● SHORT PROBLEM: Copy out all lines with the word "Bestellungen" in them.

Stored items

· · ·

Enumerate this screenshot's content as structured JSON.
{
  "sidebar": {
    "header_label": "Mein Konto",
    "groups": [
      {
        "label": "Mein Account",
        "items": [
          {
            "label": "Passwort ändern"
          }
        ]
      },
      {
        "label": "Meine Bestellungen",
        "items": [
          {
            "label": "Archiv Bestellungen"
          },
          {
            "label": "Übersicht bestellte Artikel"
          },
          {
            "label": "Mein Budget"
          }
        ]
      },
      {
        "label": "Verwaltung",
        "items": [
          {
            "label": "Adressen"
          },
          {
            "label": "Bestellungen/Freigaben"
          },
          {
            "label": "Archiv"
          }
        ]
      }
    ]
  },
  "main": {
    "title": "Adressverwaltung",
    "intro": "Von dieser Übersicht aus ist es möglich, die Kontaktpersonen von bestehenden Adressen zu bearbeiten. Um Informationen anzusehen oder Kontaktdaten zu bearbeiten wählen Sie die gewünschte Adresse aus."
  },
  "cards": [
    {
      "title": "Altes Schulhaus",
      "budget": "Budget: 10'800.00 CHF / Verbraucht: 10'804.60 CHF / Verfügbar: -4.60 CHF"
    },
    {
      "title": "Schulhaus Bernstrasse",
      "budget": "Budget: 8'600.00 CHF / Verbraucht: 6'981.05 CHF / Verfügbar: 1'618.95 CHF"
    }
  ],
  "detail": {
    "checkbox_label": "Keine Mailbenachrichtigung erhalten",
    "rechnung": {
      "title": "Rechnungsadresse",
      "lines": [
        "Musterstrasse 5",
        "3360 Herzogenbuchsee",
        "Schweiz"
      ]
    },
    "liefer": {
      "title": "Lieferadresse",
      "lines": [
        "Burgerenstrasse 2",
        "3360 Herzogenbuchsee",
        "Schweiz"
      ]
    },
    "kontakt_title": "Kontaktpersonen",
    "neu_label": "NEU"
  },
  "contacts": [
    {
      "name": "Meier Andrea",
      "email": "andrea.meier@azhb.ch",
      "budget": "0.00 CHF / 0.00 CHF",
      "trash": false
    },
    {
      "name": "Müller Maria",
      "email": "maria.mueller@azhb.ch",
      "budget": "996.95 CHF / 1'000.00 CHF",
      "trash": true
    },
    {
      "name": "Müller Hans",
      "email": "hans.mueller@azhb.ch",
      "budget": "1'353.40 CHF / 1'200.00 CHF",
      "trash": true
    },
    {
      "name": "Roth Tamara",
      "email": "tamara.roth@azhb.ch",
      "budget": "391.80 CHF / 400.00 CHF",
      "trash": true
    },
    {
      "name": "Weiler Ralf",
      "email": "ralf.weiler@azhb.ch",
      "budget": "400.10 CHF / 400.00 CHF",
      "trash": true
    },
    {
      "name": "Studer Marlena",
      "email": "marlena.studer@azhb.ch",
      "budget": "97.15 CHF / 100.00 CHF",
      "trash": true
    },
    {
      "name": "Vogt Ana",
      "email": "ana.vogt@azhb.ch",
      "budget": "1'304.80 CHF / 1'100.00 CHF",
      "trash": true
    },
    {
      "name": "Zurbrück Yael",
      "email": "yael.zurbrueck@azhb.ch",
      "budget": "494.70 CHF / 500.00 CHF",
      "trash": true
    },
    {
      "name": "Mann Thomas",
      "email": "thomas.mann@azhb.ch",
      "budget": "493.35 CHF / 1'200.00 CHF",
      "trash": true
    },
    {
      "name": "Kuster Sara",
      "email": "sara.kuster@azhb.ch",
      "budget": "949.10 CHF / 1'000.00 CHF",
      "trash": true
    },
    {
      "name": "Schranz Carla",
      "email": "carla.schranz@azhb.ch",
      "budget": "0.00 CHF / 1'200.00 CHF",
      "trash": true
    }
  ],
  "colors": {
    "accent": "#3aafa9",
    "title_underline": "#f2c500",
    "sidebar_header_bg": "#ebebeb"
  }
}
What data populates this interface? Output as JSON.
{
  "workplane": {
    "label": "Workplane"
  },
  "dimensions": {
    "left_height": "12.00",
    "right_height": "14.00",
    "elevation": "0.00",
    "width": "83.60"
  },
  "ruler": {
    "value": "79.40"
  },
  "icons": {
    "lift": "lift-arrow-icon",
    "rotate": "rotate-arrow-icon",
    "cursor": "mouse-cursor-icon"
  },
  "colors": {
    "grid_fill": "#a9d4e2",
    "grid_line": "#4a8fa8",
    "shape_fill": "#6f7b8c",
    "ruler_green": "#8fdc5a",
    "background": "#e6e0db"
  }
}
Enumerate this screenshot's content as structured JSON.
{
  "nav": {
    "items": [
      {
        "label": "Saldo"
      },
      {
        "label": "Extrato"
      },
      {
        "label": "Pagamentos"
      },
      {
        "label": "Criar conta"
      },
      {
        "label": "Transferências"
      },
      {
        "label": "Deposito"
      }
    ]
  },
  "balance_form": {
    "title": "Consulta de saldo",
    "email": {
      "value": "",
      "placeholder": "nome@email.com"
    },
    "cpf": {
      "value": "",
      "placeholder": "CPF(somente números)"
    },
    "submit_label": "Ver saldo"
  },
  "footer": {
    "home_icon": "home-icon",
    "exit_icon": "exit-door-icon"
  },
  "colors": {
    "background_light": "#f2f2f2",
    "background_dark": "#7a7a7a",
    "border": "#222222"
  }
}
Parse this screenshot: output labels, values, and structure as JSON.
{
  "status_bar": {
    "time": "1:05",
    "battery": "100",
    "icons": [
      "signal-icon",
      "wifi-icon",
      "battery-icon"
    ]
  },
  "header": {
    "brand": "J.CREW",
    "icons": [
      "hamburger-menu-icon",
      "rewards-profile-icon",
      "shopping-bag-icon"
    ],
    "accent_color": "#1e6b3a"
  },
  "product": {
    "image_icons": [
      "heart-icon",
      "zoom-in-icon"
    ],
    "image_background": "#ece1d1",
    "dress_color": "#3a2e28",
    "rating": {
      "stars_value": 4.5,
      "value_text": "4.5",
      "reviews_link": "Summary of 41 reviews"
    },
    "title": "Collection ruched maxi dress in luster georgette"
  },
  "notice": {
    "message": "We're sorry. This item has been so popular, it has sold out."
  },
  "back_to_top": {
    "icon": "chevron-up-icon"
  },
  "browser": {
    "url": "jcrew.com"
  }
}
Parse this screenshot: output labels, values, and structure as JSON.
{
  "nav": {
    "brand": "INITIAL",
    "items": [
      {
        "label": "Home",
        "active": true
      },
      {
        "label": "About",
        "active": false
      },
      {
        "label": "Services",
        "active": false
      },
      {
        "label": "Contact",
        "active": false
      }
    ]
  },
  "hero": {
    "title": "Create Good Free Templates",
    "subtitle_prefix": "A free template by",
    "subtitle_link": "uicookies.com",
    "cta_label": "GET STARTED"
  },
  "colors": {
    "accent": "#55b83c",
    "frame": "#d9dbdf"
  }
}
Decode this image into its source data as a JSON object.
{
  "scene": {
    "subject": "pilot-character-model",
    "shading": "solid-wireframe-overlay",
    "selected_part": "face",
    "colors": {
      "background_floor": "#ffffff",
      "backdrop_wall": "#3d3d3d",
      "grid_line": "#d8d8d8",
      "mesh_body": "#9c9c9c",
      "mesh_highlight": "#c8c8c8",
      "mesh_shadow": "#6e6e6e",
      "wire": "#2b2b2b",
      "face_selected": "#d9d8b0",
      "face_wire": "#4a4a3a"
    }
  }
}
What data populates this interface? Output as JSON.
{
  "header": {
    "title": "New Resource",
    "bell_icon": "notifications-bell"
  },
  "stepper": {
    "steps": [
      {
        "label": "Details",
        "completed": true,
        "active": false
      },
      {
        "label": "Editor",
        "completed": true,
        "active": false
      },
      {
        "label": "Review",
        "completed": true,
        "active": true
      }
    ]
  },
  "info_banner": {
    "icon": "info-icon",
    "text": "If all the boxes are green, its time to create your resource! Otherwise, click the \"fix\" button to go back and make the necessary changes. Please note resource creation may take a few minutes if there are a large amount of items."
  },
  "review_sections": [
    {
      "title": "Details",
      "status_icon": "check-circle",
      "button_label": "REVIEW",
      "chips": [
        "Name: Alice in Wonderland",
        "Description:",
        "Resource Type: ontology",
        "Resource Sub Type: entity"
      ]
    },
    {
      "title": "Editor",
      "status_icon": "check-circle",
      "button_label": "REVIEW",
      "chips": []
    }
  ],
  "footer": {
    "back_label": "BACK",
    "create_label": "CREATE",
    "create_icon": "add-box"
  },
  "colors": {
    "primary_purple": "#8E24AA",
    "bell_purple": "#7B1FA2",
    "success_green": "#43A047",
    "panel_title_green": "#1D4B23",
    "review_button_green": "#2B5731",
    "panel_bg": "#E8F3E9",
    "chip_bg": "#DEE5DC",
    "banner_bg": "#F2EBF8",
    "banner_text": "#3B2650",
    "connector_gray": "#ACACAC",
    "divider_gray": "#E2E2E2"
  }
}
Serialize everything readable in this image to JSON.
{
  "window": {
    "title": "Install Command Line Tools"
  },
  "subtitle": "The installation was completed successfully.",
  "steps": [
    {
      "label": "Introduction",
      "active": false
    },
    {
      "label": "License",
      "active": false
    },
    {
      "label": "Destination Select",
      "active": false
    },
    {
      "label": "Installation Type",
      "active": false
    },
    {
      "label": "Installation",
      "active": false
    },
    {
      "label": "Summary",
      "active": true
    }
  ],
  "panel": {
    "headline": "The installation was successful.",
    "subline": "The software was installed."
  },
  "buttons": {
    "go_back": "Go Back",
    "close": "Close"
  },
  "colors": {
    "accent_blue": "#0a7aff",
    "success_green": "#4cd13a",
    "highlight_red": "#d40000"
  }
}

· · ·

● RESULT:
        "label": "Meine Bestellungen",
            "label": "Archiv Bestellungen"
            "label": "Bestellungen/Freigaben"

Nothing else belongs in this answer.